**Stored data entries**

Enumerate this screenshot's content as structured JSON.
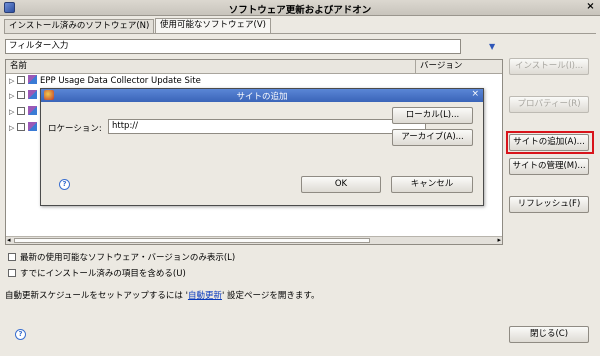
{
  "window": {
    "title": "ソフトウェア更新およびアドオン",
    "close_glyph": "×"
  },
  "tabs": [
    {
      "label": "インストール済みのソフトウェア(N)",
      "active": false
    },
    {
      "label": "使用可能なソフトウェア(V)",
      "active": true
    }
  ],
  "filter": {
    "placeholder": "フィルター入力",
    "dropdown_glyph": "▼"
  },
  "table": {
    "columns": [
      "名前",
      "バージョン"
    ],
    "rows": [
      {
        "name": "EPP Usage Data Collector Update Site",
        "version": ""
      },
      {
        "name": "",
        "version": ""
      },
      {
        "name": "",
        "version": ""
      },
      {
        "name": "",
        "version": ""
      }
    ],
    "tree_glyph": "▷",
    "scroll_left": "◂",
    "scroll_right": "▸"
  },
  "side_buttons": {
    "install": "インストール(I)...",
    "properties": "プロパティー(R)",
    "add_site": "サイトの追加(A)...",
    "manage_sites": "サイトの管理(M)...",
    "refresh": "リフレッシュ(F)"
  },
  "options": {
    "latest_only": "最新の使用可能なソフトウェア・バージョンのみ表示(L)",
    "include_installed": "すでにインストール済みの項目を含める(U)"
  },
  "auto_update": {
    "prefix": "自動更新スケジュールをセットアップするには '",
    "link": "自動更新",
    "suffix": "' 設定ページを開きます。"
  },
  "footer": {
    "help_glyph": "?",
    "close_button": "閉じる(C)"
  },
  "dialog": {
    "title": "サイトの追加",
    "close_glyph": "×",
    "location_label": "ロケーション:",
    "location_value": "http://",
    "local_button": "ローカル(L)...",
    "archive_button": "アーカイブ(A)...",
    "ok_button": "OK",
    "cancel_button": "キャンセル",
    "help_glyph": "?"
  },
  "colors": {
    "highlight": "#d8141b",
    "link": "#0a3bbd",
    "dialog_title": "#3a64b8"
  }
}
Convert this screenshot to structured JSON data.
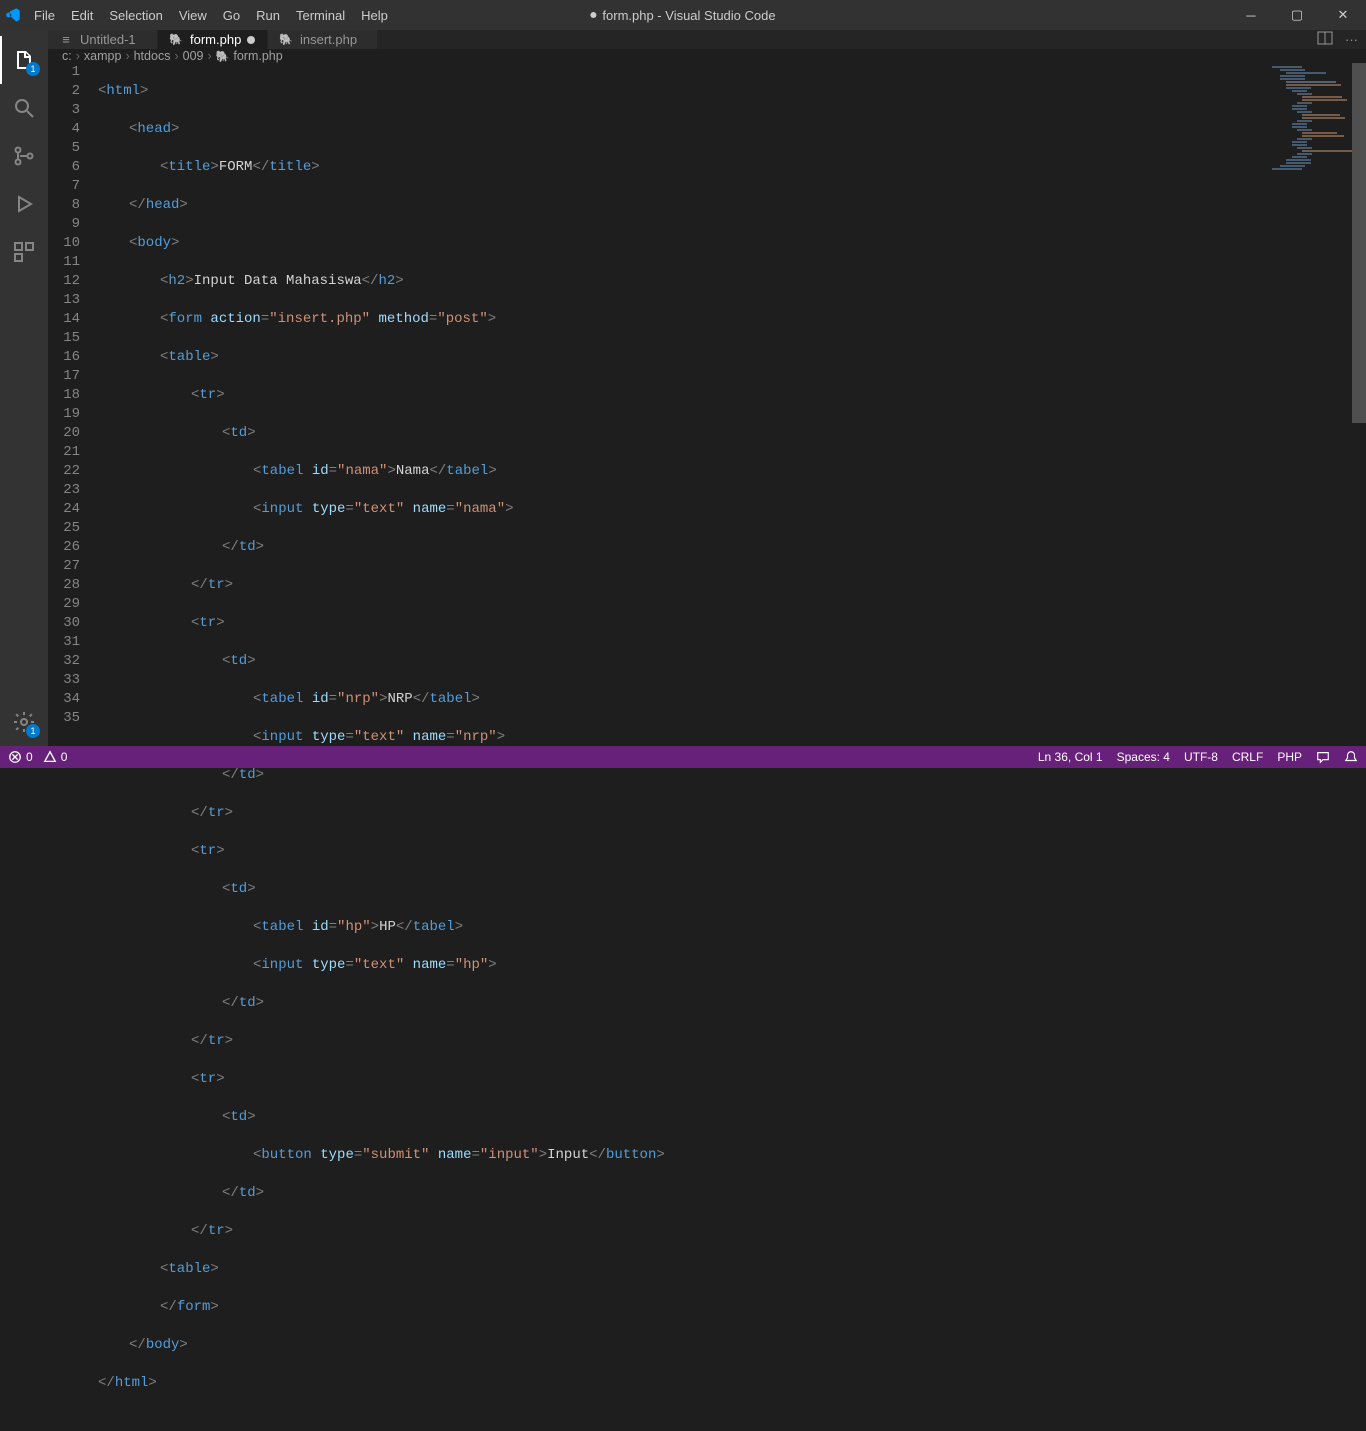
{
  "title": "form.php - Visual Studio Code",
  "menu": [
    "File",
    "Edit",
    "Selection",
    "View",
    "Go",
    "Run",
    "Terminal",
    "Help"
  ],
  "tabs": [
    {
      "label": "Untitled-1",
      "icon": "file",
      "active": false,
      "dirty": false
    },
    {
      "label": "form.php",
      "icon": "php",
      "active": true,
      "dirty": true
    },
    {
      "label": "insert.php",
      "icon": "php",
      "active": false,
      "dirty": false
    }
  ],
  "breadcrumbs": [
    "c:",
    "xampp",
    "htdocs",
    "009",
    "form.php"
  ],
  "activity": {
    "explorer_badge": "1",
    "settings_badge": "1"
  },
  "status": {
    "errors": "0",
    "warnings": "0",
    "ln_col": "Ln 36, Col 1",
    "spaces": "Spaces: 4",
    "encoding": "UTF-8",
    "eol": "CRLF",
    "lang": "PHP"
  },
  "code": {
    "l1": {
      "tag": "html"
    },
    "l2": {
      "tag": "head"
    },
    "l3": {
      "tag": "title",
      "text": "FORM"
    },
    "l4": {
      "tag": "head"
    },
    "l5": {
      "tag": "body"
    },
    "l6": {
      "tag": "h2",
      "text": "Input Data Mahasiswa"
    },
    "l7": {
      "tag": "form",
      "a1": "action",
      "v1": "\"insert.php\"",
      "a2": "method",
      "v2": "\"post\""
    },
    "l8": {
      "tag": "table"
    },
    "l9": {
      "tag": "tr"
    },
    "l10": {
      "tag": "td"
    },
    "l11": {
      "tag": "tabel",
      "a1": "id",
      "v1": "\"nama\"",
      "text": "Nama"
    },
    "l12": {
      "tag": "input",
      "a1": "type",
      "v1": "\"text\"",
      "a2": "name",
      "v2": "\"nama\""
    },
    "l13": {
      "tag": "td"
    },
    "l14": {
      "tag": "tr"
    },
    "l15": {
      "tag": "tr"
    },
    "l16": {
      "tag": "td"
    },
    "l17": {
      "tag": "tabel",
      "a1": "id",
      "v1": "\"nrp\"",
      "text": "NRP"
    },
    "l18": {
      "tag": "input",
      "a1": "type",
      "v1": "\"text\"",
      "a2": "name",
      "v2": "\"nrp\""
    },
    "l19": {
      "tag": "td"
    },
    "l20": {
      "tag": "tr"
    },
    "l21": {
      "tag": "tr"
    },
    "l22": {
      "tag": "td"
    },
    "l23": {
      "tag": "tabel",
      "a1": "id",
      "v1": "\"hp\"",
      "text": "HP"
    },
    "l24": {
      "tag": "input",
      "a1": "type",
      "v1": "\"text\"",
      "a2": "name",
      "v2": "\"hp\""
    },
    "l25": {
      "tag": "td"
    },
    "l26": {
      "tag": "tr"
    },
    "l27": {
      "tag": "tr"
    },
    "l28": {
      "tag": "td"
    },
    "l29": {
      "tag": "button",
      "a1": "type",
      "v1": "\"submit\"",
      "a2": "name",
      "v2": "\"input\"",
      "text": "Input"
    },
    "l30": {
      "tag": "td"
    },
    "l31": {
      "tag": "tr"
    },
    "l32": {
      "tag": "table"
    },
    "l33": {
      "tag": "form"
    },
    "l34": {
      "tag": "body"
    },
    "l35": {
      "tag": "html"
    }
  }
}
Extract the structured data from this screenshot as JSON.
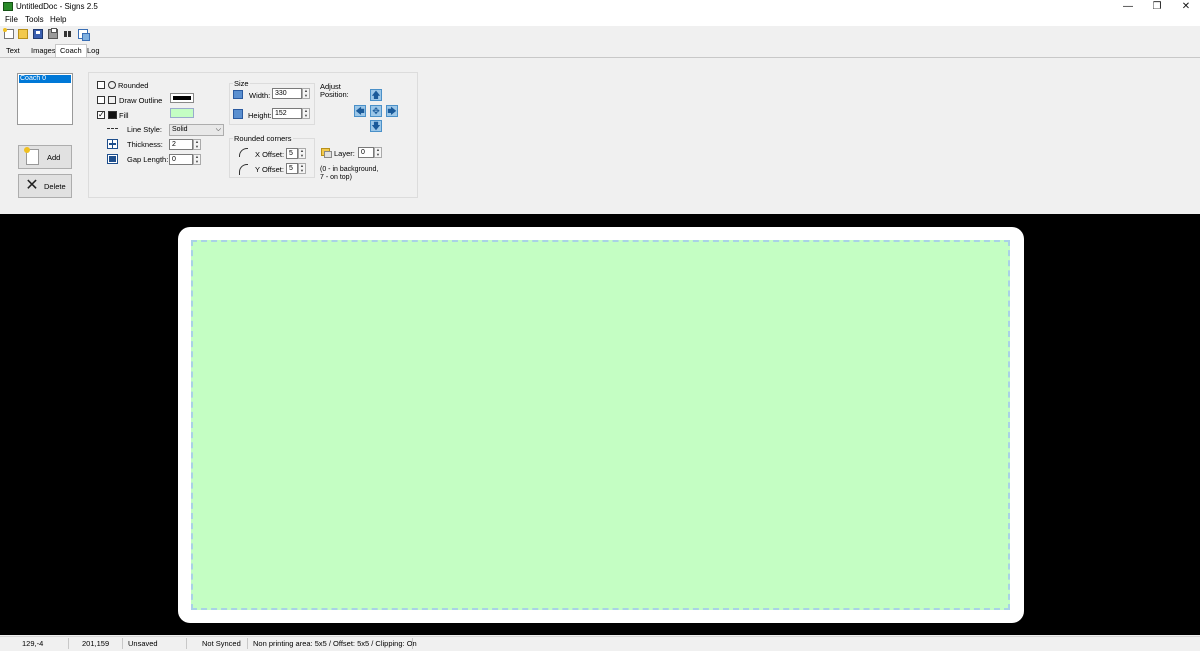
{
  "window": {
    "title": "UntitledDoc - Signs 2.5",
    "minimize_glyph": "—",
    "restore_glyph": "❐",
    "close_glyph": "✕"
  },
  "menu": [
    "File",
    "Tools",
    "Help"
  ],
  "toolbar": {
    "icons": [
      "new-icon",
      "open-icon",
      "save-icon",
      "print-icon",
      "find-icon",
      "copy-icon"
    ]
  },
  "tabs": [
    {
      "label": "Text",
      "active": false
    },
    {
      "label": "Images",
      "active": false
    },
    {
      "label": "Coach",
      "active": true
    },
    {
      "label": "Log",
      "active": false
    }
  ],
  "shape_list": {
    "items": [
      "Coach 0"
    ]
  },
  "buttons": {
    "add": "Add",
    "delete": "Delete"
  },
  "props": {
    "rounded_label": "Rounded",
    "rounded_checked": false,
    "draw_outline_label": "Draw Outline",
    "draw_outline_checked": false,
    "outline_color": "#000000",
    "fill_label": "Fill",
    "fill_checked": true,
    "fill_color": "#c4fec3",
    "line_style_label": "Line Style:",
    "line_style_value": "Solid",
    "thickness_label": "Thickness:",
    "thickness_value": "2",
    "gap_length_label": "Gap Length:",
    "gap_length_value": "0"
  },
  "size": {
    "title": "Size",
    "width_label": "Width:",
    "width_value": "330",
    "height_label": "Height:",
    "height_value": "152"
  },
  "rounded_corners": {
    "title": "Rounded corners",
    "x_label": "X Offset:",
    "x_value": "5",
    "y_label": "Y Offset:",
    "y_value": "5"
  },
  "adjust": {
    "title_line1": "Adjust",
    "title_line2": "Position:",
    "up": "🡅",
    "down": "🡇",
    "left": "🡄",
    "right": "🡆",
    "center": "✥"
  },
  "layer": {
    "label": "Layer:",
    "value": "0",
    "hint_line1": "(0 - in background,",
    "hint_line2": "7 - on top)"
  },
  "canvas": {
    "background": "#000000",
    "card_color": "#ffffff",
    "fill_color": "#c4fec3",
    "dash_color": "#a9d2e6"
  },
  "status": {
    "cursor": "129,-4",
    "coords": "201,159",
    "saved": "Unsaved",
    "sync": "Not Synced",
    "info": "Non printing area: 5x5 / Offset: 5x5 / Clipping: On"
  }
}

**What is asked**
Write the records above out again exactly, with no pictures in your copy.

**Exercise response**
Enumerate this screenshot's content as structured JSON.
{
  "window": {
    "title": "ソフトウェア更新およびアドオン",
    "close_glyph": "×"
  },
  "tabs": [
    {
      "label": "インストール済みのソフトウェア(N)",
      "active": false
    },
    {
      "label": "使用可能なソフトウェア(V)",
      "active": true
    }
  ],
  "filter": {
    "placeholder": "フィルター入力",
    "dropdown_glyph": "▼"
  },
  "table": {
    "columns": [
      "名前",
      "バージョン"
    ],
    "rows": [
      {
        "name": "EPP Usage Data Collector Update Site",
        "version": ""
      },
      {
        "name": "",
        "version": ""
      },
      {
        "name": "",
        "version": ""
      },
      {
        "name": "",
        "version": ""
      }
    ],
    "tree_glyph": "▷",
    "scroll_left": "◂",
    "scroll_right": "▸"
  },
  "side_buttons": {
    "install": "インストール(I)...",
    "properties": "プロパティー(R)",
    "add_site": "サイトの追加(A)...",
    "manage_sites": "サイトの管理(M)...",
    "refresh": "リフレッシュ(F)"
  },
  "options": {
    "latest_only": "最新の使用可能なソフトウェア・バージョンのみ表示(L)",
    "include_installed": "すでにインストール済みの項目を含める(U)"
  },
  "auto_update": {
    "prefix": "自動更新スケジュールをセットアップするには '",
    "link": "自動更新",
    "suffix": "' 設定ページを開きます。"
  },
  "footer": {
    "help_glyph": "?",
    "close_button": "閉じる(C)"
  },
  "dialog": {
    "title": "サイトの追加",
    "close_glyph": "×",
    "location_label": "ロケーション:",
    "location_value": "http://",
    "local_button": "ローカル(L)...",
    "archive_button": "アーカイブ(A)...",
    "ok_button": "OK",
    "cancel_button": "キャンセル",
    "help_glyph": "?"
  },
  "colors": {
    "highlight": "#d8141b",
    "link": "#0a3bbd",
    "dialog_title": "#3a64b8"
  }
}
Convert this screenshot to structured JSON data.
{
  "title": "form.php - Visual Studio Code",
  "menu": [
    "File",
    "Edit",
    "Selection",
    "View",
    "Go",
    "Run",
    "Terminal",
    "Help"
  ],
  "tabs": [
    {
      "label": "Untitled-1",
      "icon": "file",
      "active": false,
      "dirty": false
    },
    {
      "label": "form.php",
      "icon": "php",
      "active": true,
      "dirty": true
    },
    {
      "label": "insert.php",
      "icon": "php",
      "active": false,
      "dirty": false
    }
  ],
  "breadcrumbs": [
    "c:",
    "xampp",
    "htdocs",
    "009",
    "form.php"
  ],
  "activity": {
    "explorer_badge": "1",
    "settings_badge": "1"
  },
  "status": {
    "errors": "0",
    "warnings": "0",
    "ln_col": "Ln 36, Col 1",
    "spaces": "Spaces: 4",
    "encoding": "UTF-8",
    "eol": "CRLF",
    "lang": "PHP"
  },
  "code": {
    "l1": {
      "tag": "html"
    },
    "l2": {
      "tag": "head"
    },
    "l3": {
      "tag": "title",
      "text": "FORM"
    },
    "l4": {
      "tag": "head"
    },
    "l5": {
      "tag": "body"
    },
    "l6": {
      "tag": "h2",
      "text": "Input Data Mahasiswa"
    },
    "l7": {
      "tag": "form",
      "a1": "action",
      "v1": "\"insert.php\"",
      "a2": "method",
      "v2": "\"post\""
    },
    "l8": {
      "tag": "table"
    },
    "l9": {
      "tag": "tr"
    },
    "l10": {
      "tag": "td"
    },
    "l11": {
      "tag": "tabel",
      "a1": "id",
      "v1": "\"nama\"",
      "text": "Nama"
    },
    "l12": {
      "tag": "input",
      "a1": "type",
      "v1": "\"text\"",
      "a2": "name",
      "v2": "\"nama\""
    },
    "l13": {
      "tag": "td"
    },
    "l14": {
      "tag": "tr"
    },
    "l15": {
      "tag": "tr"
    },
    "l16": {
      "tag": "td"
    },
    "l17": {
      "tag": "tabel",
      "a1": "id",
      "v1": "\"nrp\"",
      "text": "NRP"
    },
    "l18": {
      "tag": "input",
      "a1": "type",
      "v1": "\"text\"",
      "a2": "name",
      "v2": "\"nrp\""
    },
    "l19": {
      "tag": "td"
    },
    "l20": {
      "tag": "tr"
    },
    "l21": {
      "tag": "tr"
    },
    "l22": {
      "tag": "td"
    },
    "l23": {
      "tag": "tabel",
      "a1": "id",
      "v1": "\"hp\"",
      "text": "HP"
    },
    "l24": {
      "tag": "input",
      "a1": "type",
      "v1": "\"text\"",
      "a2": "name",
      "v2": "\"hp\""
    },
    "l25": {
      "tag": "td"
    },
    "l26": {
      "tag": "tr"
    },
    "l27": {
      "tag": "tr"
    },
    "l28": {
      "tag": "td"
    },
    "l29": {
      "tag": "button",
      "a1": "type",
      "v1": "\"submit\"",
      "a2": "name",
      "v2": "\"input\"",
      "text": "Input"
    },
    "l30": {
      "tag": "td"
    },
    "l31": {
      "tag": "tr"
    },
    "l32": {
      "tag": "table"
    },
    "l33": {
      "tag": "form"
    },
    "l34": {
      "tag": "body"
    },
    "l35": {
      "tag": "html"
    }
  }
}
Extract the structured data from this screenshot as JSON.
{
  "window": {
    "title": "UntitledDoc - Signs 2.5",
    "minimize_glyph": "—",
    "restore_glyph": "❐",
    "close_glyph": "✕"
  },
  "menu": [
    "File",
    "Tools",
    "Help"
  ],
  "toolbar": {
    "icons": [
      "new-icon",
      "open-icon",
      "save-icon",
      "print-icon",
      "find-icon",
      "copy-icon"
    ]
  },
  "tabs": [
    {
      "label": "Text",
      "active": false
    },
    {
      "label": "Images",
      "active": false
    },
    {
      "label": "Coach",
      "active": true
    },
    {
      "label": "Log",
      "active": false
    }
  ],
  "shape_list": {
    "items": [
      "Coach 0"
    ]
  },
  "buttons": {
    "add": "Add",
    "delete": "Delete"
  },
  "props": {
    "rounded_label": "Rounded",
    "rounded_checked": false,
    "draw_outline_label": "Draw Outline",
    "draw_outline_checked": false,
    "outline_color": "#000000",
    "fill_label": "Fill",
    "fill_checked": true,
    "fill_color": "#c4fec3",
    "line_style_label": "Line Style:",
    "line_style_value": "Solid",
    "thickness_label": "Thickness:",
    "thickness_value": "2",
    "gap_length_label": "Gap Length:",
    "gap_length_value": "0"
  },
  "size": {
    "title": "Size",
    "width_label": "Width:",
    "width_value": "330",
    "height_label": "Height:",
    "height_value": "152"
  },
  "rounded_corners": {
    "title": "Rounded corners",
    "x_label": "X Offset:",
    "x_value": "5",
    "y_label": "Y Offset:",
    "y_value": "5"
  },
  "adjust": {
    "title_line1": "Adjust",
    "title_line2": "Position:",
    "up": "🡅",
    "down": "🡇",
    "left": "🡄",
    "right": "🡆",
    "center": "✥"
  },
  "layer": {
    "label": "Layer:",
    "value": "0",
    "hint_line1": "(0 - in background,",
    "hint_line2": "7 - on top)"
  },
  "canvas": {
    "background": "#000000",
    "card_color": "#ffffff",
    "fill_color": "#c4fec3",
    "dash_color": "#a9d2e6"
  },
  "status": {
    "cursor": "129,-4",
    "coords": "201,159",
    "saved": "Unsaved",
    "sync": "Not Synced",
    "info": "Non printing area: 5x5 / Offset: 5x5 / Clipping: On"
  }
}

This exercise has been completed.